Task to carry out: Wherever the word "name" appears in a line, copy that line.

Data entries for graphics
☆ ☆ ☆ ☆ ☆ ☆ ☆

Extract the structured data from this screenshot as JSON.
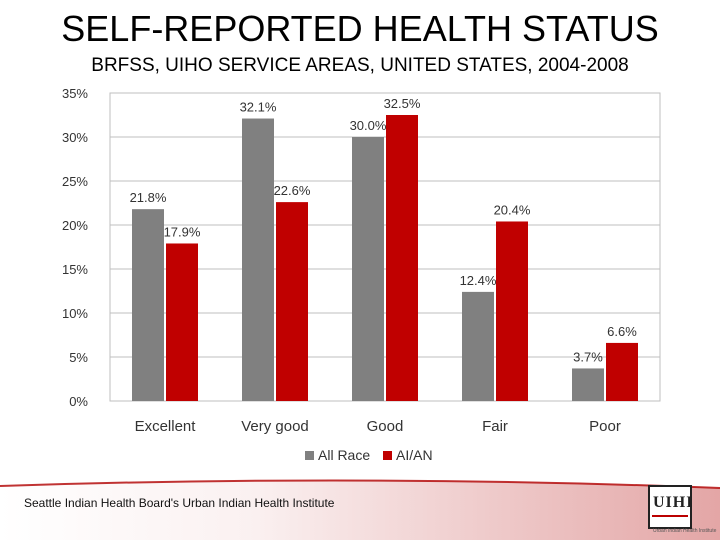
{
  "header": {
    "title": "SELF-REPORTED HEALTH STATUS",
    "subtitle": "BRFSS, UIHO SERVICE AREAS, UNITED STATES, 2004-2008"
  },
  "footer": {
    "source": "Seattle Indian Health Board's Urban Indian Health Institute",
    "logo_text": "UIHI",
    "logo_tagline": "Urban Indian Health Institute"
  },
  "colors": {
    "all_race": "#808080",
    "ai_an": "#c00000",
    "band": "#b00000"
  },
  "chart_data": {
    "type": "bar",
    "categories": [
      "Excellent",
      "Very good",
      "Good",
      "Fair",
      "Poor"
    ],
    "series": [
      {
        "name": "All Race",
        "values": [
          21.8,
          32.1,
          30.0,
          12.4,
          3.7
        ],
        "labels": [
          "21.8%",
          "32.1%",
          "30.0%",
          "12.4%",
          "3.7%"
        ]
      },
      {
        "name": "AI/AN",
        "values": [
          17.9,
          22.6,
          32.5,
          20.4,
          6.6
        ],
        "labels": [
          "17.9%",
          "22.6%",
          "32.5%",
          "20.4%",
          "6.6%"
        ]
      }
    ],
    "y_ticks": [
      0,
      5,
      10,
      15,
      20,
      25,
      30,
      35
    ],
    "y_tick_labels": [
      "0%",
      "5%",
      "10%",
      "15%",
      "20%",
      "25%",
      "30%",
      "35%"
    ],
    "ylim": [
      0,
      35
    ],
    "grid": true,
    "legend_position": "bottom"
  }
}
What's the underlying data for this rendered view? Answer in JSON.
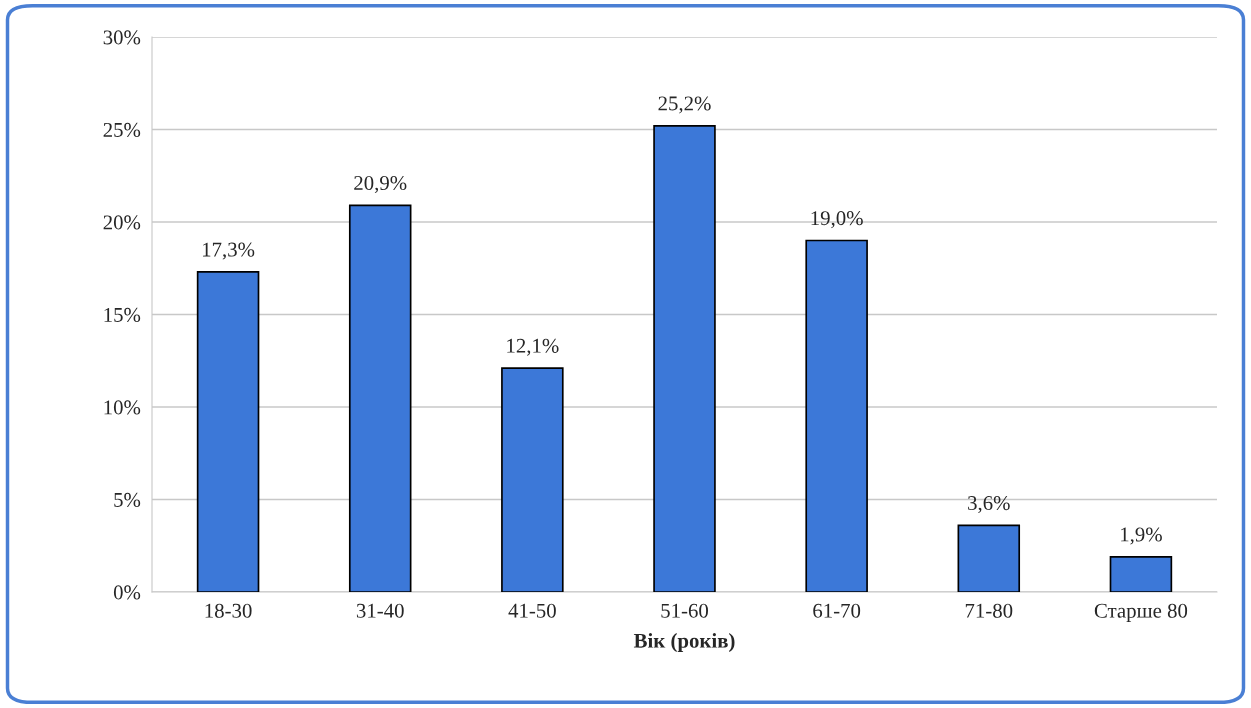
{
  "chart_data": {
    "type": "bar",
    "xlabel": "Вік (років)",
    "categories": [
      "18-30",
      "31-40",
      "41-50",
      "51-60",
      "61-70",
      "71-80",
      "Старше 80"
    ],
    "values": [
      17.3,
      20.9,
      12.1,
      25.2,
      19.0,
      3.6,
      1.9
    ],
    "value_labels": [
      "17,3%",
      "20,9%",
      "12,1%",
      "25,2%",
      "19,0%",
      "3,6%",
      "1,9%"
    ],
    "color": "#3c78d8",
    "ylim": [
      0,
      30
    ],
    "yticks": [
      {
        "value": 0,
        "label": "0%"
      },
      {
        "value": 5,
        "label": "5%"
      },
      {
        "value": 10,
        "label": "10%"
      },
      {
        "value": 15,
        "label": "15%"
      },
      {
        "value": 20,
        "label": "20%"
      },
      {
        "value": 25,
        "label": "25%"
      },
      {
        "value": 30,
        "label": "30%"
      }
    ],
    "grid": "y",
    "legend": false
  }
}
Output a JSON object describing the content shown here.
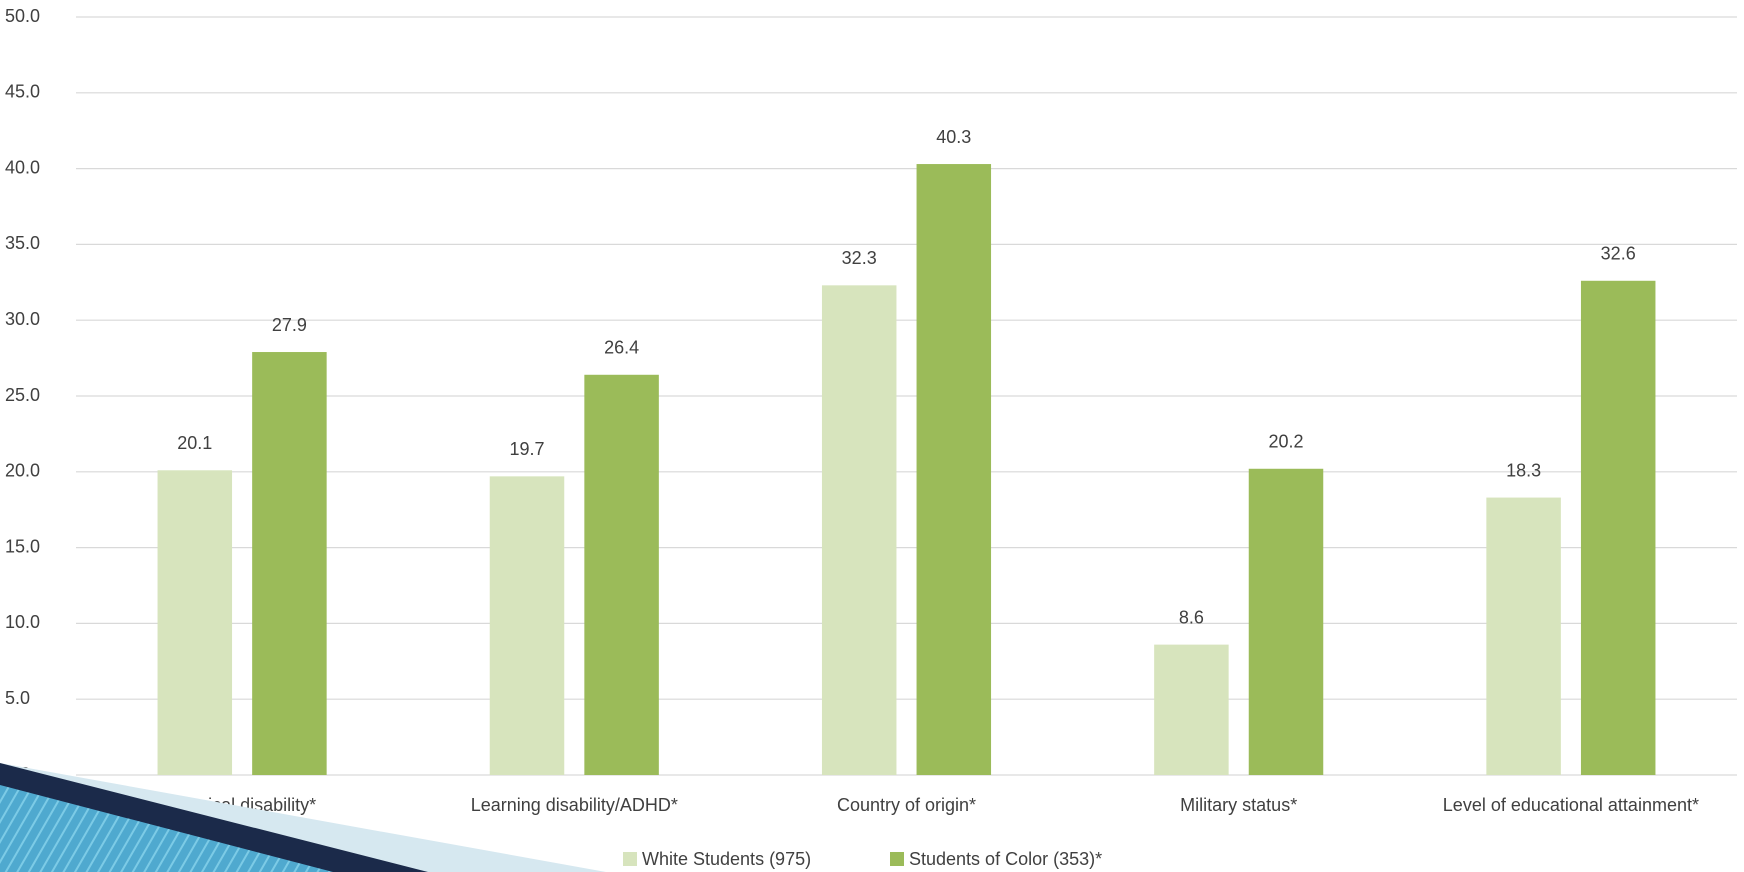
{
  "chart_data": {
    "type": "bar",
    "categories": [
      "Physical disability*",
      "Learning disability/ADHD*",
      "Country of origin*",
      "Military status*",
      "Level of educational attainment*"
    ],
    "series": [
      {
        "name": "White Students (975)",
        "color": "#d7e4bd",
        "values": [
          20.1,
          19.7,
          32.3,
          8.6,
          18.3
        ]
      },
      {
        "name": "Students of Color (353)*",
        "color": "#9bbb59",
        "values": [
          27.9,
          26.4,
          40.3,
          20.2,
          32.6
        ]
      }
    ],
    "ylim": [
      0,
      50
    ],
    "yticks": [
      {
        "value": 0,
        "label": "0.0"
      },
      {
        "value": 5,
        "label": "5.0"
      },
      {
        "value": 10,
        "label": "10.0"
      },
      {
        "value": 15,
        "label": "15.0"
      },
      {
        "value": 20,
        "label": "20.0"
      },
      {
        "value": 25,
        "label": "25.0"
      },
      {
        "value": 30,
        "label": "30.0"
      },
      {
        "value": 35,
        "label": "35.0"
      },
      {
        "value": 40,
        "label": "40.0"
      },
      {
        "value": 45,
        "label": "45.0"
      },
      {
        "value": 50,
        "label": "50.0"
      }
    ],
    "grid": true,
    "legend": "bottom"
  }
}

☆ ☆ ☆ ☆ ☆ ☆ ☆

Result of the exercise:
        "name": "All Race",
        "name": "AI/AN",
        "name": "White Students (975)",
        "name": "Students of Color (353)*",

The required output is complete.